Sort through the data and copy the lines holding the word "values".

__________________________________________________

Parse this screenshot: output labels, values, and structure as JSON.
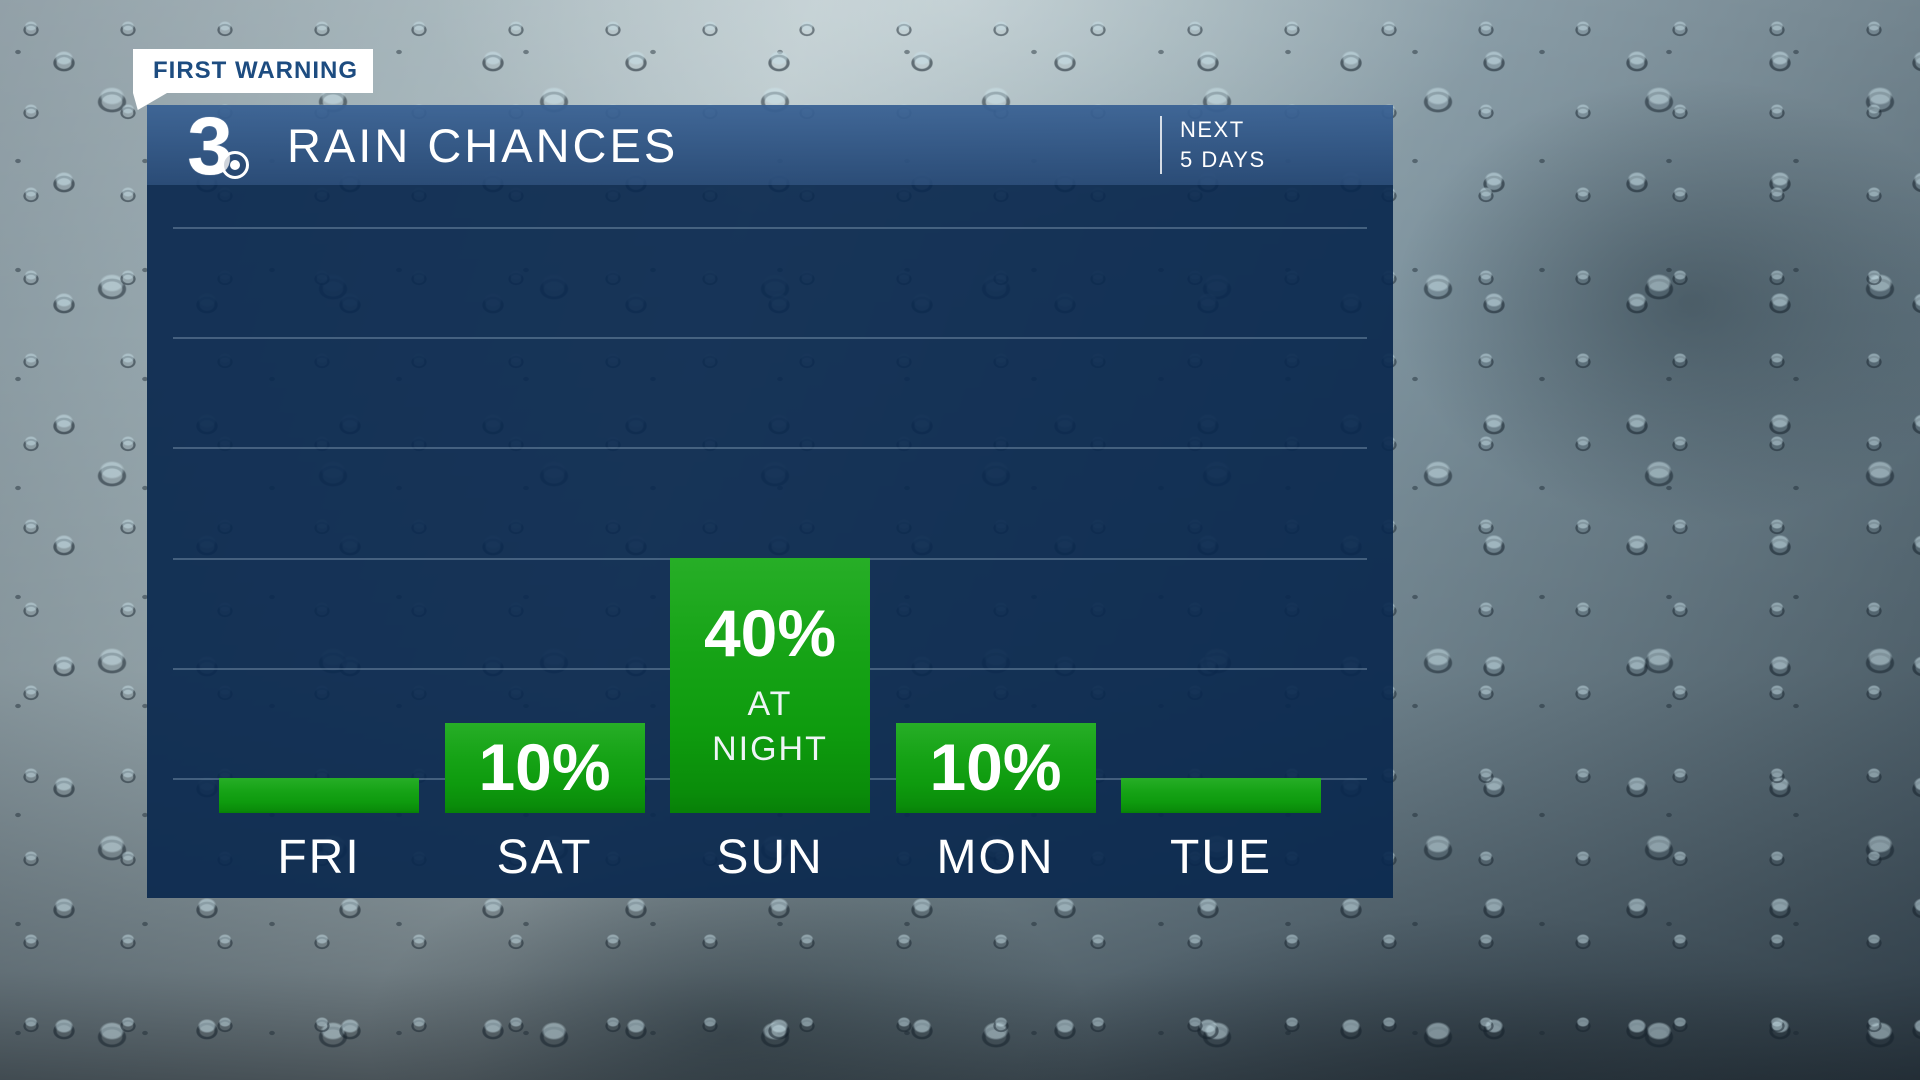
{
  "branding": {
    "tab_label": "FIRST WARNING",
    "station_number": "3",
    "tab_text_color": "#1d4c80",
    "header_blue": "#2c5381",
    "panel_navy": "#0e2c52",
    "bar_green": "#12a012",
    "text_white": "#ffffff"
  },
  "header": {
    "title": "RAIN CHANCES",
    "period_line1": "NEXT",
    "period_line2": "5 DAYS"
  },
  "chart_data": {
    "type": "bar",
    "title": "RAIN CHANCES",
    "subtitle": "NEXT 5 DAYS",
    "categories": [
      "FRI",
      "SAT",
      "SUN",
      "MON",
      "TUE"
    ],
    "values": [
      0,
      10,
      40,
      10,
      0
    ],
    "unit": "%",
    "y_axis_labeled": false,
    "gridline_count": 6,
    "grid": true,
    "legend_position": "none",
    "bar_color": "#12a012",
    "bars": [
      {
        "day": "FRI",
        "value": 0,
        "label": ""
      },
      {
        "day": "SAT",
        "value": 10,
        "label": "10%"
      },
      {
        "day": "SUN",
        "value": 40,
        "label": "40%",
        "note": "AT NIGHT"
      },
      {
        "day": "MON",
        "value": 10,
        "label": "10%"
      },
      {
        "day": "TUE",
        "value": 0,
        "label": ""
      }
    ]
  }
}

__________________________________________________

◆ **Exercise solution**
Parse this screenshot: output labels, values, and structure as JSON.
    "values": [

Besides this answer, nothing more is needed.